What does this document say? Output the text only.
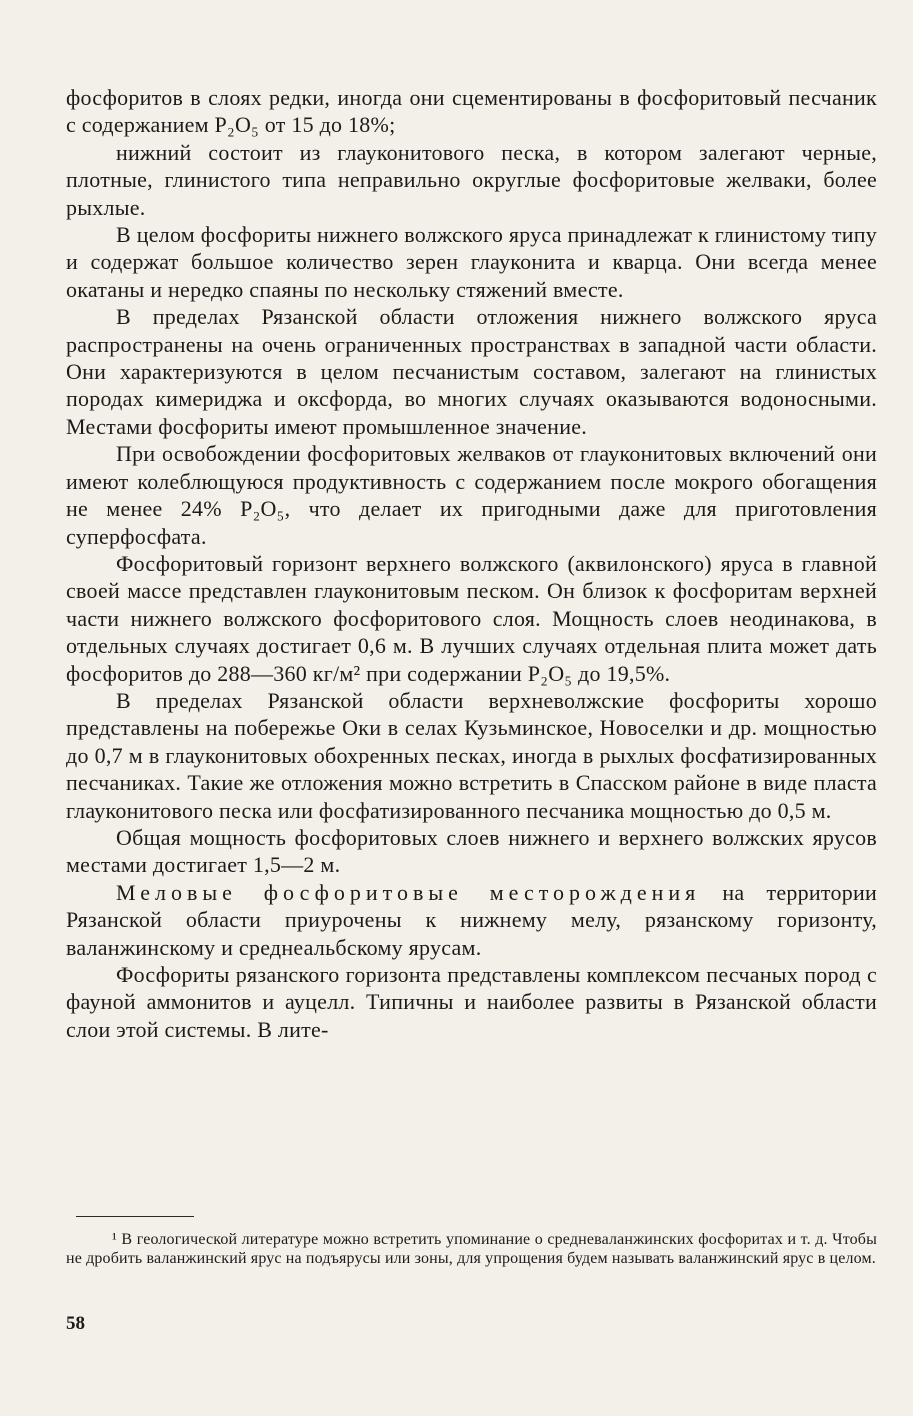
фосфоритов в слоях редки, иногда они сцементированы в фосфоритовый песчаник с содержанием P₂O₅ от 15 до 18%;

нижний состоит из глауконитового песка, в котором залегают черные, плотные, глинистого типа неправильно округлые фосфоритовые желваки, более рыхлые.

В целом фосфориты нижнего волжского яруса принадлежат к глинистому типу и содержат большое количество зерен глауконита и кварца. Они всегда менее окатаны и нередко спаяны по нескольку стяжений вместе.

В пределах Рязанской области отложения нижнего волжского яруса распространены на очень ограниченных пространствах в западной части области. Они характеризуются в целом песчанистым составом, залегают на глинистых породах кимериджа и оксфорда, во многих случаях оказываются водоносными. Местами фосфориты имеют промышленное значение.

При освобождении фосфоритовых желваков от глауконитовых включений они имеют колеблющуюся продуктивность с содержанием после мокрого обогащения не менее 24% P₂O₅, что делает их пригодными даже для приготовления суперфосфата.

Фосфоритовый горизонт верхнего волжского (аквилонского) яруса в главной своей массе представлен глауконитовым песком. Он близок к фосфоритам верхней части нижнего волжского фосфоритового слоя. Мощность слоев неодинакова, в отдельных случаях достигает 0,6 м. В лучших случаях отдельная плита может дать фосфоритов до 288—360 кг/м² при содержании P₂O₅ до 19,5%.

В пределах Рязанской области верхневолжские фосфориты хорошо представлены на побережье Оки в селах Кузьминское, Новоселки и др. мощностью до 0,7 м в глауконитовых обохренных песках, иногда в рыхлых фосфатизированных песчаниках. Такие же отложения можно встретить в Спасском районе в виде пласта глауконитового песка или фосфатизированного песчаника мощностью до 0,5 м.

Общая мощность фосфоритовых слоев нижнего и верхнего волжских ярусов местами достигает 1,5—2 м.

Меловые фосфоритовые месторождения на территории Рязанской области приурочены к нижнему мелу, рязанскому горизонту, валанжинскому и среднеальбскому ярусам.

Фосфориты рязанского горизонта представлены комплексом песчаных пород с фауной аммонитов и ауцелл. Типичны и наиболее развиты в Рязанской области слои этой системы. В лите-

¹ В геологической литературе можно встретить упоминание о средневаланжинских фосфоритах и т. д. Чтобы не дробить валанжинский ярус на подъярусы или зоны, для упрощения будем называть валанжинский ярус в целом.

58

==============================

[THE REQUEST] Reproduce every line of the material precisely, omitting its pictures.

[SOLUTION]
What does this document say? Output the text only.
фосфоритов в слоях редки, иногда они сцементированы в фосфоритовый песчаник с содержанием P₂O₅ от 15 до 18%;

нижний состоит из глауконитового песка, в котором залегают черные, плотные, глинистого типа неправильно округлые фосфоритовые желваки, более рыхлые.

В целом фосфориты нижнего волжского яруса принадлежат к глинистому типу и содержат большое количество зерен глауконита и кварца. Они всегда менее окатаны и нередко спаяны по нескольку стяжений вместе.

В пределах Рязанской области отложения нижнего волжского яруса распространены на очень ограниченных пространствах в западной части области. Они характеризуются в целом песчанистым составом, залегают на глинистых породах кимериджа и оксфорда, во многих случаях оказываются водоносными. Местами фосфориты имеют промышленное значение.

При освобождении фосфоритовых желваков от глауконитовых включений они имеют колеблющуюся продуктивность с содержанием после мокрого обогащения не менее 24% P₂O₅, что делает их пригодными даже для приготовления суперфосфата.

Фосфоритовый горизонт верхнего волжского (аквилонского) яруса в главной своей массе представлен глауконитовым песком. Он близок к фосфоритам верхней части нижнего волжского фосфоритового слоя. Мощность слоев неодинакова, в отдельных случаях достигает 0,6 м. В лучших случаях отдельная плита может дать фосфоритов до 288—360 кг/м² при содержании P₂O₅ до 19,5%.

В пределах Рязанской области верхневолжские фосфориты хорошо представлены на побережье Оки в селах Кузьминское, Новоселки и др. мощностью до 0,7 м в глауконитовых обохренных песках, иногда в рыхлых фосфатизированных песчаниках. Такие же отложения можно встретить в Спасском районе в виде пласта глауконитового песка или фосфатизированного песчаника мощностью до 0,5 м.

Общая мощность фосфоритовых слоев нижнего и верхнего волжских ярусов местами достигает 1,5—2 м.

Меловые фосфоритовые месторождения на территории Рязанской области приурочены к нижнему мелу, рязанскому горизонту, валанжинскому и среднеальбскому ярусам.

Фосфориты рязанского горизонта представлены комплексом песчаных пород с фауной аммонитов и ауцелл. Типичны и наиболее развиты в Рязанской области слои этой системы. В лите-

¹ В геологической литературе можно встретить упоминание о средневаланжинских фосфоритах и т. д. Чтобы не дробить валанжинский ярус на подъярусы или зоны, для упрощения будем называть валанжинский ярус в целом.

58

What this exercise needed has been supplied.